[START RECORDS PROVIDED]

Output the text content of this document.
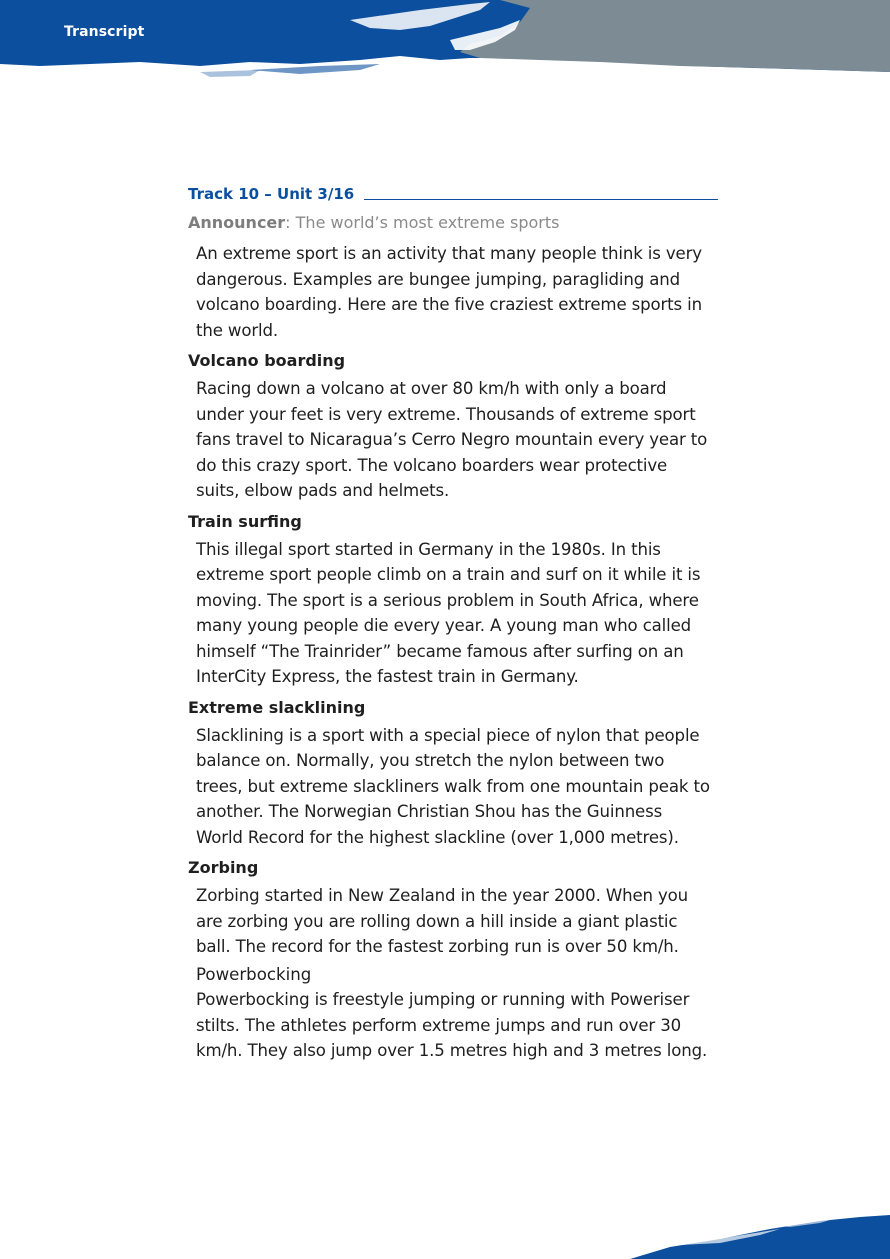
Transcript
Track 10 – Unit 3/16
Announcer: The world’s most extreme sports
An extreme sport is an activity that many people think is very dangerous. Examples are bungee jumping, paragliding and volcano boarding. Here are the five craziest extreme sports in the world.
Volcano boarding
Racing down a volcano at over 80 km/h with only a board under your feet is very extreme. Thousands of extreme sport fans travel to Nicaragua’s Cerro Negro mountain every year to do this crazy sport. The volcano boarders wear protective suits, elbow pads and helmets.
Train surfing
This illegal sport started in Germany in the 1980s. In this extreme sport people climb on a train and surf on it while it is moving. The sport is a serious problem in South Africa, where many young people die every year. A young man who called himself “The Trainrider” became famous after surfing on an InterCity Express, the fastest train in Germany.
Extreme slacklining
Slacklining is a sport with a special piece of nylon that people balance on. Normally, you stretch the nylon between two trees, but extreme slackliners walk from one mountain peak to another. The Norwegian Christian Shou has the Guinness World Record for the highest slackline (over 1,000 metres).
Zorbing
Zorbing started in New Zealand in the year 2000. When you are zorbing you are rolling down a hill inside a giant plastic ball. The record for the fastest zorbing run is over 50 km/h.
Powerbocking
Powerbocking is freestyle jumping or running with Poweriser stilts. The athletes perform extreme jumps and run over 30 km/h. They also jump over 1.5 metres high and 3 metres long.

[END RECORDS PROVIDED]

[EXERCISE INSTRUCTIONS]: Write the records out once more, exactly as they appear, with no pictures.

[SOLUTION FOR THIS TASK]:
Output the text content of this document.
Transcript
Track 10 – Unit 3/16
Announcer: The world’s most extreme sports
An extreme sport is an activity that many people think is very dangerous. Examples are bungee jumping, paragliding and volcano boarding. Here are the five craziest extreme sports in the world.
Volcano boarding
Racing down a volcano at over 80 km/h with only a board under your feet is very extreme. Thousands of extreme sport fans travel to Nicaragua’s Cerro Negro mountain every year to do this crazy sport. The volcano boarders wear protective suits, elbow pads and helmets.
Train surfing
This illegal sport started in Germany in the 1980s. In this extreme sport people climb on a train and surf on it while it is moving. The sport is a serious problem in South Africa, where many young people die every year. A young man who called himself “The Trainrider” became famous after surfing on an InterCity Express, the fastest train in Germany.
Extreme slacklining
Slacklining is a sport with a special piece of nylon that people balance on. Normally, you stretch the nylon between two trees, but extreme slackliners walk from one mountain peak to another. The Norwegian Christian Shou has the Guinness World Record for the highest slackline (over 1,000 metres).
Zorbing
Zorbing started in New Zealand in the year 2000. When you are zorbing you are rolling down a hill inside a giant plastic ball. The record for the fastest zorbing run is over 50 km/h.
Powerbocking
Powerbocking is freestyle jumping or running with Poweriser stilts. The athletes perform extreme jumps and run over 30 km/h. They also jump over 1.5 metres high and 3 metres long.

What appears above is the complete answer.